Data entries
<<<<
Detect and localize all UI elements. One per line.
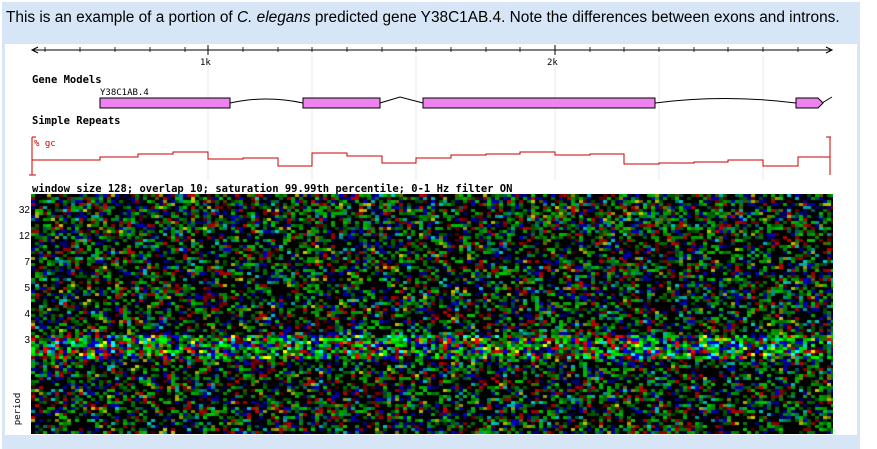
ruler [30,45,834,55]
y-tick-32: 32 [18,205,30,216]
y-tick-5: 5 [24,283,30,294]
gene-model-y38c1ab4[interactable] [99,96,833,109]
exon-3 [422,97,656,109]
simple-repeats-track-title[interactable]: Simple Repeats [32,115,121,127]
y-tick-4: 4 [24,309,30,320]
gc-label: % gc [34,139,56,149]
gc-content-track [29,136,831,176]
caption-prefix: This is an example of a portion of [6,9,237,26]
periodicity-heatmap [31,194,833,434]
exon-1 [99,97,231,109]
caption-suffix: predicted gene Y38C1AB.4. Note the diffe… [310,9,840,26]
y-tick-3: 3 [24,335,30,346]
y-axis-label: period [13,392,23,426]
caption-species: C. elegans [236,9,311,26]
exon-2 [302,97,381,109]
gene-label[interactable]: Y38C1AB.4 [100,88,149,98]
y-tick-12: 12 [18,231,30,242]
ruler-label-2k: 2k [547,58,558,68]
heatmap-title: window size 128; overlap 10; saturation … [32,183,513,195]
y-tick-7: 7 [24,257,30,268]
grid-lines [207,56,764,180]
ruler-label-1k: 1k [200,58,211,68]
gene-models-track-title[interactable]: Gene Models [32,74,102,86]
page-caption: This is an example of a portion of C. el… [6,9,846,26]
exon-4 [795,97,824,109]
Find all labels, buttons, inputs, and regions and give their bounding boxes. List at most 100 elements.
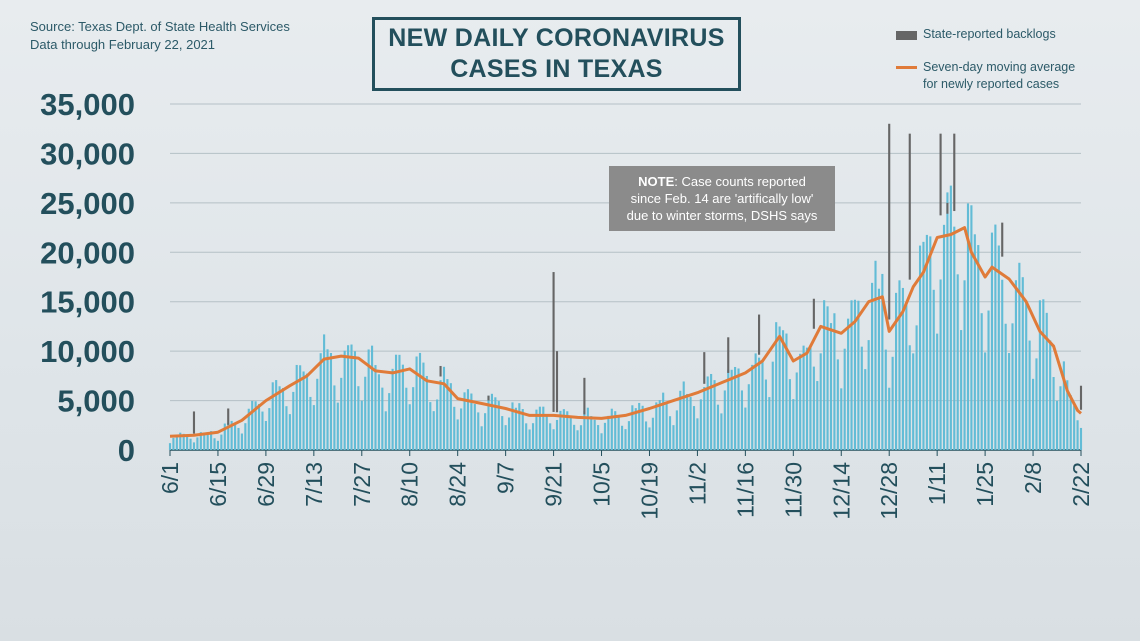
- backlog-bar: [192, 411, 196, 434]
- daily-case-bar: [353, 351, 357, 450]
- daily-case-bar: [367, 349, 370, 450]
- note-line-2: since Feb. 14 are 'artifically low': [630, 191, 814, 206]
- daily-case-bar: [227, 422, 230, 450]
- daily-case-bar: [823, 300, 826, 450]
- daily-case-bar: [850, 300, 853, 450]
- daily-case-bar: [1025, 302, 1028, 450]
- daily-case-bar: [449, 383, 452, 450]
- note-bold: NOTE: [638, 174, 675, 189]
- daily-case-bar: [394, 354, 398, 450]
- daily-case-bar: [758, 357, 761, 450]
- daily-case-bar: [668, 416, 672, 450]
- daily-case-bar: [432, 411, 435, 450]
- backlog-bar: [552, 272, 555, 412]
- daily-case-bar: [220, 434, 223, 450]
- daily-case-bar: [329, 352, 333, 450]
- daily-case-bar: [662, 392, 665, 450]
- y-tick-label: 15,000: [40, 285, 135, 320]
- daily-case-bar: [901, 287, 904, 450]
- x-tick-label: 11/2: [684, 462, 710, 505]
- daily-case-bar: [1055, 400, 1059, 450]
- daily-case-bar: [590, 416, 593, 450]
- daily-case-bar: [240, 433, 243, 450]
- daily-case-bar: [638, 402, 641, 450]
- daily-case-bar: [771, 361, 774, 450]
- daily-case-bar: [206, 432, 209, 450]
- daily-case-bar: [597, 425, 600, 450]
- daily-case-bar: [1066, 380, 1069, 450]
- daily-case-bar: [607, 415, 610, 450]
- daily-case-bar: [408, 404, 411, 450]
- daily-case-bar: [316, 378, 319, 450]
- legend-backlog-label: State-reported backlogs: [923, 27, 1056, 41]
- daily-case-bar: [254, 401, 257, 450]
- backlog-bar: [583, 377, 586, 415]
- daily-case-bar: [617, 416, 620, 450]
- chart-title: NEW DAILY CORONAVIRUS CASES IN TEXAS: [372, 17, 741, 91]
- daily-case-bar: [192, 442, 196, 450]
- daily-case-bar: [812, 366, 815, 450]
- daily-case-bar: [179, 432, 182, 450]
- x-tick-label: 2/22: [1068, 462, 1094, 507]
- daily-case-bar: [1062, 361, 1065, 450]
- daily-case-bar: [778, 326, 781, 450]
- daily-case-bar: [686, 393, 689, 450]
- daily-case-bar: [860, 346, 863, 450]
- daily-case-bar: [405, 387, 408, 450]
- backlog-bar: [812, 298, 815, 329]
- daily-case-bar: [994, 224, 997, 450]
- daily-case-bar: [292, 391, 295, 450]
- daily-case-bar: [299, 365, 302, 450]
- backlog-bar: [953, 133, 956, 212]
- daily-case-bar: [963, 280, 966, 450]
- daily-case-bar: [1049, 340, 1052, 450]
- x-tick-label: 8/10: [397, 462, 423, 507]
- daily-case-bar: [977, 245, 980, 450]
- daily-case-bar: [631, 405, 634, 450]
- daily-case-bar: [456, 419, 459, 450]
- daily-case-bar: [692, 406, 696, 450]
- daily-case-bar: [929, 236, 932, 450]
- daily-case-bar: [710, 373, 713, 450]
- daily-case-bar: [261, 411, 264, 450]
- daily-case-bar: [624, 429, 627, 450]
- daily-case-bar: [213, 438, 216, 450]
- backlog-bar: [888, 123, 891, 320]
- daily-case-bar: [1042, 299, 1045, 450]
- x-tick-label: 12/14: [828, 462, 854, 520]
- x-tick-label: 8/24: [445, 462, 471, 507]
- daily-case-bar: [216, 440, 220, 450]
- daily-case-bar: [730, 369, 733, 450]
- daily-case-bar: [531, 423, 535, 450]
- daily-case-bar: [744, 407, 747, 450]
- daily-case-bar: [918, 245, 922, 450]
- daily-case-bar: [764, 379, 767, 450]
- daily-case-bar: [237, 427, 240, 450]
- daily-case-bar: [802, 345, 805, 450]
- daily-case-bar: [888, 387, 891, 450]
- daily-case-bar: [651, 417, 654, 450]
- backlog-bar: [908, 133, 911, 280]
- note-line-1: NOTE: Case counts reported: [609, 173, 835, 190]
- daily-case-bar: [295, 364, 298, 450]
- daily-case-bar: [997, 245, 1000, 450]
- legend-average-text: Seven-day moving average for newly repor…: [923, 59, 1075, 93]
- daily-case-bar: [775, 322, 778, 450]
- daily-case-bar: [942, 224, 946, 450]
- backlog-bar: [727, 337, 730, 373]
- legend: State-reported backlogs Seven-day moving…: [896, 27, 1075, 93]
- daily-case-bar: [305, 373, 309, 450]
- daily-case-bar: [840, 388, 843, 450]
- daily-case-bar: [768, 397, 771, 450]
- daily-case-bar: [922, 241, 925, 450]
- daily-case-bar: [648, 427, 651, 450]
- daily-case-bar: [805, 347, 809, 450]
- daily-case-bar: [905, 304, 908, 450]
- daily-case-bar: [401, 364, 404, 450]
- daily-case-bar: [953, 226, 956, 450]
- daily-case-bar: [357, 386, 360, 450]
- daily-case-bar: [1001, 279, 1004, 450]
- daily-case-bar: [826, 306, 829, 450]
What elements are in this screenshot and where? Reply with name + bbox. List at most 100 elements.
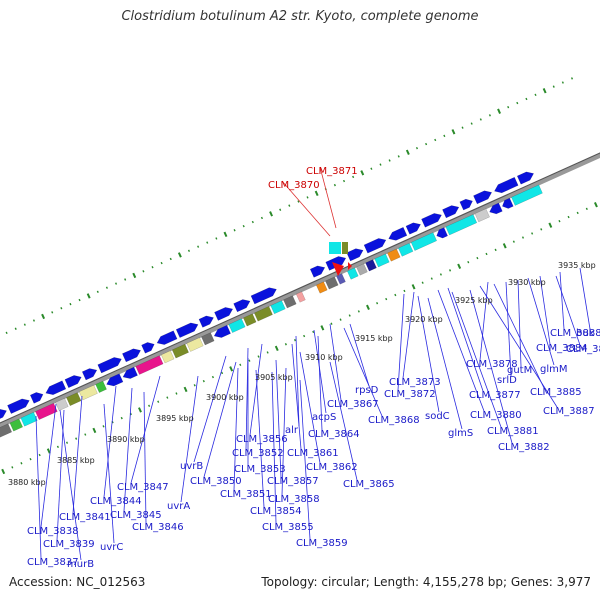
gene-label[interactable]: CLM_3878	[466, 359, 518, 370]
gene-feature[interactable]	[253, 306, 273, 322]
gene-feature[interactable]	[228, 318, 246, 333]
gene-label[interactable]: CLM_3862	[306, 462, 358, 473]
gene-feature[interactable]	[55, 397, 69, 411]
gene-feature[interactable]	[405, 222, 421, 235]
selected-genes[interactable]	[329, 242, 352, 276]
gene-feature[interactable]	[160, 350, 175, 364]
gene-label[interactable]: CLM_3853	[234, 464, 286, 475]
selected-gene-block[interactable]	[329, 242, 341, 254]
gene-label[interactable]: CLM_3845	[110, 510, 162, 521]
gene-feature[interactable]	[171, 343, 189, 359]
gene-label[interactable]: CLM_3873	[389, 377, 441, 388]
gene-label[interactable]: CLM_3859	[296, 538, 348, 549]
gene-label[interactable]: glmM	[540, 364, 568, 375]
gene-label[interactable]: CLM_3864	[308, 429, 360, 440]
gene-feature[interactable]	[66, 392, 82, 407]
gene-label[interactable]: CLM_3865	[343, 479, 395, 490]
gene-feature[interactable]	[283, 295, 297, 309]
gene-label[interactable]: CLM_3837	[27, 557, 79, 568]
gene-label[interactable]: glmS	[448, 428, 473, 439]
gene-label[interactable]: uvrA	[167, 501, 190, 512]
gene-feature[interactable]	[494, 176, 519, 194]
gene-feature[interactable]	[346, 248, 364, 262]
gene-feature[interactable]	[489, 202, 503, 215]
gene-feature[interactable]	[511, 184, 543, 206]
gene-label[interactable]: CLM_3847	[117, 482, 169, 493]
gene-feature[interactable]	[242, 313, 257, 327]
gene-feature[interactable]	[388, 226, 408, 241]
gene-label[interactable]: rpsD	[355, 385, 379, 396]
gene-label[interactable]: CLM_3844	[90, 496, 142, 507]
gene-feature[interactable]	[445, 214, 478, 236]
gene-label[interactable]: CLM_3888	[550, 328, 600, 339]
gene-label[interactable]: acpS	[312, 412, 336, 423]
gene-feature[interactable]	[374, 253, 390, 268]
gene-label[interactable]: CLM_3877	[469, 390, 521, 401]
gene-feature[interactable]	[20, 411, 38, 427]
gene-label[interactable]: CLM_3872	[384, 389, 436, 400]
gene-feature[interactable]	[97, 357, 122, 374]
gene-feature[interactable]	[325, 276, 339, 290]
gene-label[interactable]: CLM_3851	[220, 489, 272, 500]
gene-feature[interactable]	[214, 307, 234, 321]
gene-label[interactable]: CLM_3857	[267, 476, 319, 487]
gene-label-selected[interactable]: CLM_3870	[268, 180, 320, 191]
gene-feature[interactable]	[442, 205, 460, 219]
gene-label[interactable]: alr	[285, 425, 299, 436]
gene-label[interactable]: CLM_3839	[43, 539, 95, 550]
gene-feature[interactable]	[122, 366, 138, 379]
gene-label[interactable]: gutM	[507, 365, 532, 376]
gene-feature[interactable]	[502, 197, 514, 209]
gene-feature[interactable]	[346, 267, 359, 280]
gene-feature[interactable]	[315, 281, 328, 294]
gene-feature[interactable]	[29, 392, 44, 404]
gene-label[interactable]: CLM_3885	[530, 387, 582, 398]
gene-track[interactable]	[0, 171, 543, 438]
gene-label[interactable]: CLM_3867	[327, 399, 379, 410]
gene-feature[interactable]	[64, 375, 82, 389]
gene-label[interactable]: uvrB	[180, 461, 203, 472]
gene-feature[interactable]	[474, 208, 490, 223]
gene-feature[interactable]	[201, 332, 215, 346]
gene-feature[interactable]	[186, 337, 204, 352]
gene-feature[interactable]	[175, 322, 199, 339]
gene-feature[interactable]	[0, 408, 7, 422]
gene-feature[interactable]	[156, 330, 178, 345]
gene-label[interactable]: CLM_3887	[543, 406, 595, 417]
gene-label[interactable]: CLM_3850	[190, 476, 242, 487]
gene-label-selected[interactable]: CLM_3871	[306, 166, 358, 177]
gene-label[interactable]: CLM_3881	[487, 426, 539, 437]
gene-label[interactable]: buk	[576, 328, 595, 339]
gene-label[interactable]: CLM_3884	[536, 343, 588, 354]
gene-feature[interactable]	[7, 398, 30, 414]
gene-feature[interactable]	[516, 171, 535, 185]
gene-feature[interactable]	[436, 227, 448, 239]
gene-label[interactable]: CLM_3846	[132, 522, 184, 533]
gene-feature[interactable]	[78, 384, 98, 401]
gene-feature[interactable]	[295, 291, 306, 303]
gene-feature[interactable]	[122, 348, 141, 363]
gene-label[interactable]: CLM_3858	[268, 494, 320, 505]
gene-label[interactable]: CLM_3882	[498, 442, 550, 453]
gene-label[interactable]: CLM_3861	[287, 448, 339, 459]
gene-feature[interactable]	[81, 368, 98, 381]
selected-gene-arrow[interactable]	[348, 262, 352, 270]
gene-feature[interactable]	[233, 299, 251, 313]
gene-feature[interactable]	[473, 190, 493, 205]
gene-feature[interactable]	[213, 324, 231, 338]
gene-feature[interactable]	[141, 342, 155, 354]
gene-label[interactable]: CLM_3889	[566, 344, 600, 355]
gene-feature[interactable]	[363, 238, 387, 254]
gene-feature[interactable]	[270, 300, 286, 315]
gene-feature[interactable]	[35, 402, 58, 420]
gene-feature[interactable]	[410, 232, 438, 251]
gene-label[interactable]: uvrC	[100, 542, 123, 553]
gene-label[interactable]: CLM_3841	[59, 512, 111, 523]
gene-label[interactable]: CLM_3852	[232, 448, 284, 459]
gene-feature[interactable]	[95, 380, 107, 393]
gene-feature[interactable]	[0, 423, 13, 438]
gene-feature[interactable]	[421, 213, 442, 228]
gene-feature[interactable]	[356, 263, 368, 276]
gene-feature[interactable]	[9, 418, 24, 432]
>>>>
**ASSIGNED TASK:** Count the lines of the entries above in which the string "backlogs" appears. Supply the number only.

**RESPONSE:** 2